→ **DATA TO PROCESS**
+ + + + + + +

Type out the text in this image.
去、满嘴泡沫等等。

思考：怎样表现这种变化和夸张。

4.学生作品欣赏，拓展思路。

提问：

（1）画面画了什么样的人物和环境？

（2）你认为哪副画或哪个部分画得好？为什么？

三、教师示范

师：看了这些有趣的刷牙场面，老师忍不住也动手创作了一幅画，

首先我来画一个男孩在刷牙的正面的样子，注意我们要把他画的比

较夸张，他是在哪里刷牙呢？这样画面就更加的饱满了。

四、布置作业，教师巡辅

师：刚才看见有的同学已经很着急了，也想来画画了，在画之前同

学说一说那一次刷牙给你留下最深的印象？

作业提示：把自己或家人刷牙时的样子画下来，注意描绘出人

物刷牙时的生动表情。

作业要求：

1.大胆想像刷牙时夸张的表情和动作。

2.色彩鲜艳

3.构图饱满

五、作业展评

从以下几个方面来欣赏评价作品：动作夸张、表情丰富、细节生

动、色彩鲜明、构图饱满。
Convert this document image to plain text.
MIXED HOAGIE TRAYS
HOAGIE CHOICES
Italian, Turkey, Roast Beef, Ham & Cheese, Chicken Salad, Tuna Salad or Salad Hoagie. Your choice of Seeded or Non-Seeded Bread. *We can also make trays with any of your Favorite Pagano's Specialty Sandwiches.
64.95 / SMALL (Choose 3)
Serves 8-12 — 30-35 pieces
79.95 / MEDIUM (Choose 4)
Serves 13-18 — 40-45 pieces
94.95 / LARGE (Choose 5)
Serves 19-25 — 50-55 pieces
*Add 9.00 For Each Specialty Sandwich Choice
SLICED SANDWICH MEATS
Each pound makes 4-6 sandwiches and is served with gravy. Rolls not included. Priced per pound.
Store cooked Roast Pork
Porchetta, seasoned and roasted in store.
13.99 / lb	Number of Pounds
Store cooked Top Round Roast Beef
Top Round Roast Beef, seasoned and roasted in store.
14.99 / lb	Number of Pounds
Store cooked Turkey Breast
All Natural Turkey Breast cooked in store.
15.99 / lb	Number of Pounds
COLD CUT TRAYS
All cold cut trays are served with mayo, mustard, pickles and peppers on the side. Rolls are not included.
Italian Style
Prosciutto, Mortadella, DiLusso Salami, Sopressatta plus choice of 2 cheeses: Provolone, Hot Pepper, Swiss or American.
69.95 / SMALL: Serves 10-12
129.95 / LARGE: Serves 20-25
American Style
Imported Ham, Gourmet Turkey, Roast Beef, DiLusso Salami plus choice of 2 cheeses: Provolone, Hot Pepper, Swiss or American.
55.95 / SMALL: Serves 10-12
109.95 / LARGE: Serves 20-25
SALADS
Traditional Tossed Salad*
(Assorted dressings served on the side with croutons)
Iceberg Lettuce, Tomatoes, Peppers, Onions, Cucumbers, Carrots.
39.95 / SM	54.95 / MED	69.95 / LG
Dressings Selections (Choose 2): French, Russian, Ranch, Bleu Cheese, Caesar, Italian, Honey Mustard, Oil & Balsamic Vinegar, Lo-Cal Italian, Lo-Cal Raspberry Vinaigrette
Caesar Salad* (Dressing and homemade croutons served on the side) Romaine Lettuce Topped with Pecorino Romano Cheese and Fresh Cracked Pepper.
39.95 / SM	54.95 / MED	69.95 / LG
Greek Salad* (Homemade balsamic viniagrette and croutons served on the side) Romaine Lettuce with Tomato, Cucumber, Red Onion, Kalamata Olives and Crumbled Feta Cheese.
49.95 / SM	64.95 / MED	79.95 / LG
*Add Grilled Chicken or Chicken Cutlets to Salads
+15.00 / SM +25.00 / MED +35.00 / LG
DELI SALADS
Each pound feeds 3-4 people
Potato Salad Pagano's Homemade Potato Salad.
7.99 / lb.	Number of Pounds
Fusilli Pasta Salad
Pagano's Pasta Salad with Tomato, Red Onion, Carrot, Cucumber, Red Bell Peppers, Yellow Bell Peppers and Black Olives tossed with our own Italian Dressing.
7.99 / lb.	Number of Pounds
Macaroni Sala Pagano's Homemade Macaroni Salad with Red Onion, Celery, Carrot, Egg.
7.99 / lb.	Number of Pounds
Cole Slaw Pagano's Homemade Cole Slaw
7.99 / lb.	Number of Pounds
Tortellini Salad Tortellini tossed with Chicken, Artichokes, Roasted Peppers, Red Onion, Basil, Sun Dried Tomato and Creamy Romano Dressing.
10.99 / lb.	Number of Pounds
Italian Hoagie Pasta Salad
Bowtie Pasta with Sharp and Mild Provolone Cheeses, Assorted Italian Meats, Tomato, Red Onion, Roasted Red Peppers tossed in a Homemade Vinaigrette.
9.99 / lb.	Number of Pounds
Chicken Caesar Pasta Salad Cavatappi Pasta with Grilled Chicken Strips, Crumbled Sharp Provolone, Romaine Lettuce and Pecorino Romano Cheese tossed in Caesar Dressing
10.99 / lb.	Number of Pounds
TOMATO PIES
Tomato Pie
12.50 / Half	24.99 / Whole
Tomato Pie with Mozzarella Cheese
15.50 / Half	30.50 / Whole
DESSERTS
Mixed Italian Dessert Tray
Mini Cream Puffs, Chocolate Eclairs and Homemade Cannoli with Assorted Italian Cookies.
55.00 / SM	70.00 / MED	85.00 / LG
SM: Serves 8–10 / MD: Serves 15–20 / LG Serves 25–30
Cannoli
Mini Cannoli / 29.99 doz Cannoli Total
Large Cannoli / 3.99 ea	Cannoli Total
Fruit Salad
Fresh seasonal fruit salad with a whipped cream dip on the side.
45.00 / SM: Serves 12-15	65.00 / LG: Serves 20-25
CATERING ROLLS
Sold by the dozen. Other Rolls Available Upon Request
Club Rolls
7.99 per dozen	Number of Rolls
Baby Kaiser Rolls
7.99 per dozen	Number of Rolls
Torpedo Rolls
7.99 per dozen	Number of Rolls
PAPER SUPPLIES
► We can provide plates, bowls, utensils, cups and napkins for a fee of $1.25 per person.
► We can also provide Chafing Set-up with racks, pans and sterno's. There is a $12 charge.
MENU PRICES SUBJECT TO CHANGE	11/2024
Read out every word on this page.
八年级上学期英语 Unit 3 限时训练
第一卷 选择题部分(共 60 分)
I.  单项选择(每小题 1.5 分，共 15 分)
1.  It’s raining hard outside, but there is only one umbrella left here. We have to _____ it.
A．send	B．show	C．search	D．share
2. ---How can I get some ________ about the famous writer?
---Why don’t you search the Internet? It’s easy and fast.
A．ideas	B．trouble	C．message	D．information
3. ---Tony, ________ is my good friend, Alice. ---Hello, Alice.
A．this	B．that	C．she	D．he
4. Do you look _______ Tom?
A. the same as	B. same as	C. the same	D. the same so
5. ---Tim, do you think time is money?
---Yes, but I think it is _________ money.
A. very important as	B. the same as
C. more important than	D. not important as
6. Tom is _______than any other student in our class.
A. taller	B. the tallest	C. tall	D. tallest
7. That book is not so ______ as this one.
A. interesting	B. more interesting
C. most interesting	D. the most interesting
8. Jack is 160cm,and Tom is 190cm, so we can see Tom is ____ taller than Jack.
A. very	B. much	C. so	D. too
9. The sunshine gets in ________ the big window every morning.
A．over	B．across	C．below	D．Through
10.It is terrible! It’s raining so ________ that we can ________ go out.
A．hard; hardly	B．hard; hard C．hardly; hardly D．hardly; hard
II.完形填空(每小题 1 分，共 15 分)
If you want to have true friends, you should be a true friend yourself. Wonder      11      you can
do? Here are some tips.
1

+ + + + + + +

→ **THE PROBLEM**
Quote all of the entries exactly as they appear.

→ **RIGHT ANSWER**
Type out the text in this image.
去、满嘴泡沫等等。

思考：怎样表现这种变化和夸张。

4.学生作品欣赏，拓展思路。

提问：

（1）画面画了什么样的人物和环境？

（2）你认为哪副画或哪个部分画得好？为什么？

三、教师示范

师：看了这些有趣的刷牙场面，老师忍不住也动手创作了一幅画，

首先我来画一个男孩在刷牙的正面的样子，注意我们要把他画的比

较夸张，他是在哪里刷牙呢？这样画面就更加的饱满了。

四、布置作业，教师巡辅

师：刚才看见有的同学已经很着急了，也想来画画了，在画之前同

学说一说那一次刷牙给你留下最深的印象？

作业提示：把自己或家人刷牙时的样子画下来，注意描绘出人

物刷牙时的生动表情。

作业要求：

1.大胆想像刷牙时夸张的表情和动作。

2.色彩鲜艳

3.构图饱满

五、作业展评

从以下几个方面来欣赏评价作品：动作夸张、表情丰富、细节生

动、色彩鲜明、构图饱满。
Convert this document image to plain text.
MIXED HOAGIE TRAYS
HOAGIE CHOICES
Italian, Turkey, Roast Beef, Ham & Cheese, Chicken Salad, Tuna Salad or Salad Hoagie. Your choice of Seeded or Non-Seeded Bread. *We can also make trays with any of your Favorite Pagano's Specialty Sandwiches.
64.95 / SMALL (Choose 3)
Serves 8-12 — 30-35 pieces
79.95 / MEDIUM (Choose 4)
Serves 13-18 — 40-45 pieces
94.95 / LARGE (Choose 5)
Serves 19-25 — 50-55 pieces
*Add 9.00 For Each Specialty Sandwich Choice
SLICED SANDWICH MEATS
Each pound makes 4-6 sandwiches and is served with gravy. Rolls not included. Priced per pound.
Store cooked Roast Pork
Porchetta, seasoned and roasted in store.
13.99 / lb	Number of Pounds
Store cooked Top Round Roast Beef
Top Round Roast Beef, seasoned and roasted in store.
14.99 / lb	Number of Pounds
Store cooked Turkey Breast
All Natural Turkey Breast cooked in store.
15.99 / lb	Number of Pounds
COLD CUT TRAYS
All cold cut trays are served with mayo, mustard, pickles and peppers on the side. Rolls are not included.
Italian Style
Prosciutto, Mortadella, DiLusso Salami, Sopressatta plus choice of 2 cheeses: Provolone, Hot Pepper, Swiss or American.
69.95 / SMALL: Serves 10-12
129.95 / LARGE: Serves 20-25
American Style
Imported Ham, Gourmet Turkey, Roast Beef, DiLusso Salami plus choice of 2 cheeses: Provolone, Hot Pepper, Swiss or American.
55.95 / SMALL: Serves 10-12
109.95 / LARGE: Serves 20-25
SALADS
Traditional Tossed Salad*
(Assorted dressings served on the side with croutons)
Iceberg Lettuce, Tomatoes, Peppers, Onions, Cucumbers, Carrots.
39.95 / SM	54.95 / MED	69.95 / LG
Dressings Selections (Choose 2): French, Russian, Ranch, Bleu Cheese, Caesar, Italian, Honey Mustard, Oil & Balsamic Vinegar, Lo-Cal Italian, Lo-Cal Raspberry Vinaigrette
Caesar Salad* (Dressing and homemade croutons served on the side) Romaine Lettuce Topped with Pecorino Romano Cheese and Fresh Cracked Pepper.
39.95 / SM	54.95 / MED	69.95 / LG
Greek Salad* (Homemade balsamic viniagrette and croutons served on the side) Romaine Lettuce with Tomato, Cucumber, Red Onion, Kalamata Olives and Crumbled Feta Cheese.
49.95 / SM	64.95 / MED	79.95 / LG
*Add Grilled Chicken or Chicken Cutlets to Salads
+15.00 / SM +25.00 / MED +35.00 / LG
DELI SALADS
Each pound feeds 3-4 people
Potato Salad Pagano's Homemade Potato Salad.
7.99 / lb.	Number of Pounds
Fusilli Pasta Salad
Pagano's Pasta Salad with Tomato, Red Onion, Carrot, Cucumber, Red Bell Peppers, Yellow Bell Peppers and Black Olives tossed with our own Italian Dressing.
7.99 / lb.	Number of Pounds
Macaroni Sala Pagano's Homemade Macaroni Salad with Red Onion, Celery, Carrot, Egg.
7.99 / lb.	Number of Pounds
Cole Slaw Pagano's Homemade Cole Slaw
7.99 / lb.	Number of Pounds
Tortellini Salad Tortellini tossed with Chicken, Artichokes, Roasted Peppers, Red Onion, Basil, Sun Dried Tomato and Creamy Romano Dressing.
10.99 / lb.	Number of Pounds
Italian Hoagie Pasta Salad
Bowtie Pasta with Sharp and Mild Provolone Cheeses, Assorted Italian Meats, Tomato, Red Onion, Roasted Red Peppers tossed in a Homemade Vinaigrette.
9.99 / lb.	Number of Pounds
Chicken Caesar Pasta Salad Cavatappi Pasta with Grilled Chicken Strips, Crumbled Sharp Provolone, Romaine Lettuce and Pecorino Romano Cheese tossed in Caesar Dressing
10.99 / lb.	Number of Pounds
TOMATO PIES
Tomato Pie
12.50 / Half	24.99 / Whole
Tomato Pie with Mozzarella Cheese
15.50 / Half	30.50 / Whole
DESSERTS
Mixed Italian Dessert Tray
Mini Cream Puffs, Chocolate Eclairs and Homemade Cannoli with Assorted Italian Cookies.
55.00 / SM	70.00 / MED	85.00 / LG
SM: Serves 8–10 / MD: Serves 15–20 / LG Serves 25–30
Cannoli
Mini Cannoli / 29.99 doz Cannoli Total
Large Cannoli / 3.99 ea	Cannoli Total
Fruit Salad
Fresh seasonal fruit salad with a whipped cream dip on the side.
45.00 / SM: Serves 12-15	65.00 / LG: Serves 20-25
CATERING ROLLS
Sold by the dozen. Other Rolls Available Upon Request
Club Rolls
7.99 per dozen	Number of Rolls
Baby Kaiser Rolls
7.99 per dozen	Number of Rolls
Torpedo Rolls
7.99 per dozen	Number of Rolls
PAPER SUPPLIES
► We can provide plates, bowls, utensils, cups and napkins for a fee of $1.25 per person.
► We can also provide Chafing Set-up with racks, pans and sterno's. There is a $12 charge.
MENU PRICES SUBJECT TO CHANGE	11/2024
Read out every word on this page.
八年级上学期英语 Unit 3 限时训练
第一卷 选择题部分(共 60 分)
I.  单项选择(每小题 1.5 分，共 15 分)
1.  It’s raining hard outside, but there is only one umbrella left here. We have to _____ it.
A．send	B．show	C．search	D．share
2. ---How can I get some ________ about the famous writer?
---Why don’t you search the Internet? It’s easy and fast.
A．ideas	B．trouble	C．message	D．information
3. ---Tony, ________ is my good friend, Alice. ---Hello, Alice.
A．this	B．that	C．she	D．he
4. Do you look _______ Tom?
A. the same as	B. same as	C. the same	D. the same so
5. ---Tim, do you think time is money?
---Yes, but I think it is _________ money.
A. very important as	B. the same as
C. more important than	D. not important as
6. Tom is _______than any other student in our class.
A. taller	B. the tallest	C. tall	D. tallest
7. That book is not so ______ as this one.
A. interesting	B. more interesting
C. most interesting	D. the most interesting
8. Jack is 160cm,and Tom is 190cm, so we can see Tom is ____ taller than Jack.
A. very	B. much	C. so	D. too
9. The sunshine gets in ________ the big window every morning.
A．over	B．across	C．below	D．Through
10.It is terrible! It’s raining so ________ that we can ________ go out.
A．hard; hardly	B．hard; hard C．hardly; hardly D．hardly; hard
II.完形填空(每小题 1 分，共 15 分)
If you want to have true friends, you should be a true friend yourself. Wonder      11      you can
do? Here are some tips.
1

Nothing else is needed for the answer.